# SOURCE RECORDS:
-----
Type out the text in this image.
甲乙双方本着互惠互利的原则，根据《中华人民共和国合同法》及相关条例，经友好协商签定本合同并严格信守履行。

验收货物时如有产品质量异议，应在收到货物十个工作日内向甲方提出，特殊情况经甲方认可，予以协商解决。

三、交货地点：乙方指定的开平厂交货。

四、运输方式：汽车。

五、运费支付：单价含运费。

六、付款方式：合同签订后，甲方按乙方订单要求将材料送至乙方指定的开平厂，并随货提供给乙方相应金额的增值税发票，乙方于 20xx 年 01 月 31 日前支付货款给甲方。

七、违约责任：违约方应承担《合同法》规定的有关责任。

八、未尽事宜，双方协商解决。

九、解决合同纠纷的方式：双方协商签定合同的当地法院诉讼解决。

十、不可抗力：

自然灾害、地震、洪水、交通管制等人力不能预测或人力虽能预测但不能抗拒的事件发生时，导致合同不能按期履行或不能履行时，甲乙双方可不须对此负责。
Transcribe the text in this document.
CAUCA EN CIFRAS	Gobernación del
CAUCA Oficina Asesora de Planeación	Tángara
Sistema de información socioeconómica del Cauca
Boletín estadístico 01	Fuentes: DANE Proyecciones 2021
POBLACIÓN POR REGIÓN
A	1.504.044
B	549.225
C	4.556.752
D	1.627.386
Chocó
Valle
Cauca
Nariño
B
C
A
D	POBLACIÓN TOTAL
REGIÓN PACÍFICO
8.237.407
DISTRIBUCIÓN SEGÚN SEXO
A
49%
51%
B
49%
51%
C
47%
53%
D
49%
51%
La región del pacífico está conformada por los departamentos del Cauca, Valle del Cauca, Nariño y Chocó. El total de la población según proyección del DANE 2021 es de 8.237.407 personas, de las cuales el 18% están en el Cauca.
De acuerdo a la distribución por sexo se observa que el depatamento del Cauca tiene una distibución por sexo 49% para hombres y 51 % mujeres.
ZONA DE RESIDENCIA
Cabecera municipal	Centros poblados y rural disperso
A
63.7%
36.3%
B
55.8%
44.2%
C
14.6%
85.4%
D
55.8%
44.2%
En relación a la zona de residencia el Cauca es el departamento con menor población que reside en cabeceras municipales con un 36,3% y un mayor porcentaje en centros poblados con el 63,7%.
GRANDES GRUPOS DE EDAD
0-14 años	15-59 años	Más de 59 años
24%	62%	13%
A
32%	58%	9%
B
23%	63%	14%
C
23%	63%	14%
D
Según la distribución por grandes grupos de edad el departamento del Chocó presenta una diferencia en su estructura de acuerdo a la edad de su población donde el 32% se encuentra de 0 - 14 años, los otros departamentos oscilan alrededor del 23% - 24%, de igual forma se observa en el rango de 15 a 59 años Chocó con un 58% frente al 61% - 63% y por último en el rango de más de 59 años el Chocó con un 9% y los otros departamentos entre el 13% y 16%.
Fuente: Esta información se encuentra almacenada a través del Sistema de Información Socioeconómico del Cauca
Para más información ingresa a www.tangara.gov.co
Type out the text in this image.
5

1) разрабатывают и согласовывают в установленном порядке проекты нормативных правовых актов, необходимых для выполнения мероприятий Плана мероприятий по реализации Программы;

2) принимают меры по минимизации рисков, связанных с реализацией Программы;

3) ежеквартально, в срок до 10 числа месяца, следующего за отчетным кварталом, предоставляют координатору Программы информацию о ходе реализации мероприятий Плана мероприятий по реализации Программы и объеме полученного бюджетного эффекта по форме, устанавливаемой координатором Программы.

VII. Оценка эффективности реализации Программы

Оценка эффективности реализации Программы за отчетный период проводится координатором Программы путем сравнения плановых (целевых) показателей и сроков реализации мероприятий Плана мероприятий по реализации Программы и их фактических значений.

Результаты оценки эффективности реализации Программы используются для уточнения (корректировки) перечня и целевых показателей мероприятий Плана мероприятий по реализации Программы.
-----
Write the entire listing out again, word for word.

# RESPONSE BELOW:
Type out the text in this image.
甲乙双方本着互惠互利的原则，根据《中华人民共和国合同法》及相关条例，经友好协商签定本合同并严格信守履行。

验收货物时如有产品质量异议，应在收到货物十个工作日内向甲方提出，特殊情况经甲方认可，予以协商解决。

三、交货地点：乙方指定的开平厂交货。

四、运输方式：汽车。

五、运费支付：单价含运费。

六、付款方式：合同签订后，甲方按乙方订单要求将材料送至乙方指定的开平厂，并随货提供给乙方相应金额的增值税发票，乙方于 20xx 年 01 月 31 日前支付货款给甲方。

七、违约责任：违约方应承担《合同法》规定的有关责任。

八、未尽事宜，双方协商解决。

九、解决合同纠纷的方式：双方协商签定合同的当地法院诉讼解决。

十、不可抗力：

自然灾害、地震、洪水、交通管制等人力不能预测或人力虽能预测但不能抗拒的事件发生时，导致合同不能按期履行或不能履行时，甲乙双方可不须对此负责。
Transcribe the text in this document.
CAUCA EN CIFRAS	Gobernación del
CAUCA Oficina Asesora de Planeación	Tángara
Sistema de información socioeconómica del Cauca
Boletín estadístico 01	Fuentes: DANE Proyecciones 2021
POBLACIÓN POR REGIÓN
A	1.504.044
B	549.225
C	4.556.752
D	1.627.386
Chocó
Valle
Cauca
Nariño
B
C
A
D	POBLACIÓN TOTAL
REGIÓN PACÍFICO
8.237.407
DISTRIBUCIÓN SEGÚN SEXO
A
49%
51%
B
49%
51%
C
47%
53%
D
49%
51%
La región del pacífico está conformada por los departamentos del Cauca, Valle del Cauca, Nariño y Chocó. El total de la población según proyección del DANE 2021 es de 8.237.407 personas, de las cuales el 18% están en el Cauca.
De acuerdo a la distribución por sexo se observa que el depatamento del Cauca tiene una distibución por sexo 49% para hombres y 51 % mujeres.
ZONA DE RESIDENCIA
Cabecera municipal	Centros poblados y rural disperso
A
63.7%
36.3%
B
55.8%
44.2%
C
14.6%
85.4%
D
55.8%
44.2%
En relación a la zona de residencia el Cauca es el departamento con menor población que reside en cabeceras municipales con un 36,3% y un mayor porcentaje en centros poblados con el 63,7%.
GRANDES GRUPOS DE EDAD
0-14 años	15-59 años	Más de 59 años
24%	62%	13%
A
32%	58%	9%
B
23%	63%	14%
C
23%	63%	14%
D
Según la distribución por grandes grupos de edad el departamento del Chocó presenta una diferencia en su estructura de acuerdo a la edad de su población donde el 32% se encuentra de 0 - 14 años, los otros departamentos oscilan alrededor del 23% - 24%, de igual forma se observa en el rango de 15 a 59 años Chocó con un 58% frente al 61% - 63% y por último en el rango de más de 59 años el Chocó con un 9% y los otros departamentos entre el 13% y 16%.
Fuente: Esta información se encuentra almacenada a través del Sistema de Información Socioeconómico del Cauca
Para más información ingresa a www.tangara.gov.co
Type out the text in this image.
5

1) разрабатывают и согласовывают в установленном порядке проекты нормативных правовых актов, необходимых для выполнения мероприятий Плана мероприятий по реализации Программы;

2) принимают меры по минимизации рисков, связанных с реализацией Программы;

3) ежеквартально, в срок до 10 числа месяца, следующего за отчетным кварталом, предоставляют координатору Программы информацию о ходе реализации мероприятий Плана мероприятий по реализации Программы и объеме полученного бюджетного эффекта по форме, устанавливаемой координатором Программы.

VII. Оценка эффективности реализации Программы

Оценка эффективности реализации Программы за отчетный период проводится координатором Программы путем сравнения плановых (целевых) показателей и сроков реализации мероприятий Плана мероприятий по реализации Программы и их фактических значений.

Результаты оценки эффективности реализации Программы используются для уточнения (корректировки) перечня и целевых показателей мероприятий Плана мероприятий по реализации Программы.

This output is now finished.